## begin SOURCE DATA

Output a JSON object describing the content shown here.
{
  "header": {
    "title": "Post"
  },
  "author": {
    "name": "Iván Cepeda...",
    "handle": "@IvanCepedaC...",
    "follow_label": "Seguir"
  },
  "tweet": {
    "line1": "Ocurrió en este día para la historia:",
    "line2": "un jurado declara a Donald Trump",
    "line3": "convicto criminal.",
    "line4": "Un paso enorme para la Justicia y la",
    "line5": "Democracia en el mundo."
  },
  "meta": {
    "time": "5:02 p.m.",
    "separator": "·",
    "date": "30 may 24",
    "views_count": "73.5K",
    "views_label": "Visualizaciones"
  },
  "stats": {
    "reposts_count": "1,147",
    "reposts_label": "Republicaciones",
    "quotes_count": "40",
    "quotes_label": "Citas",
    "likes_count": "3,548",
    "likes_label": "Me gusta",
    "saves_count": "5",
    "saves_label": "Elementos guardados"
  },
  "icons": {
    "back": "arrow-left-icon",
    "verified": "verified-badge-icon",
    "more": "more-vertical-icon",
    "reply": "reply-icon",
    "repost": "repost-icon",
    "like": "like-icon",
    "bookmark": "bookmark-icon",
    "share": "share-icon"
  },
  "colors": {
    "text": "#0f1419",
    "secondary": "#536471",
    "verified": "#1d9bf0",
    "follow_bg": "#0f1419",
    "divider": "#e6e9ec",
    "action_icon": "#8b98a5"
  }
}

## end SOURCE DATA

Set down the listing above in full, please, exactly as it appears.

ANSWER:
Output a JSON object describing the content shown here.
{
  "header": {
    "title": "Post"
  },
  "author": {
    "name": "Iván Cepeda...",
    "handle": "@IvanCepedaC...",
    "follow_label": "Seguir"
  },
  "tweet": {
    "line1": "Ocurrió en este día para la historia:",
    "line2": "un jurado declara a Donald Trump",
    "line3": "convicto criminal.",
    "line4": "Un paso enorme para la Justicia y la",
    "line5": "Democracia en el mundo."
  },
  "meta": {
    "time": "5:02 p.m.",
    "separator": "·",
    "date": "30 may 24",
    "views_count": "73.5K",
    "views_label": "Visualizaciones"
  },
  "stats": {
    "reposts_count": "1,147",
    "reposts_label": "Republicaciones",
    "quotes_count": "40",
    "quotes_label": "Citas",
    "likes_count": "3,548",
    "likes_label": "Me gusta",
    "saves_count": "5",
    "saves_label": "Elementos guardados"
  },
  "icons": {
    "back": "arrow-left-icon",
    "verified": "verified-badge-icon",
    "more": "more-vertical-icon",
    "reply": "reply-icon",
    "repost": "repost-icon",
    "like": "like-icon",
    "bookmark": "bookmark-icon",
    "share": "share-icon"
  },
  "colors": {
    "text": "#0f1419",
    "secondary": "#536471",
    "verified": "#1d9bf0",
    "follow_bg": "#0f1419",
    "divider": "#e6e9ec",
    "action_icon": "#8b98a5"
  }
}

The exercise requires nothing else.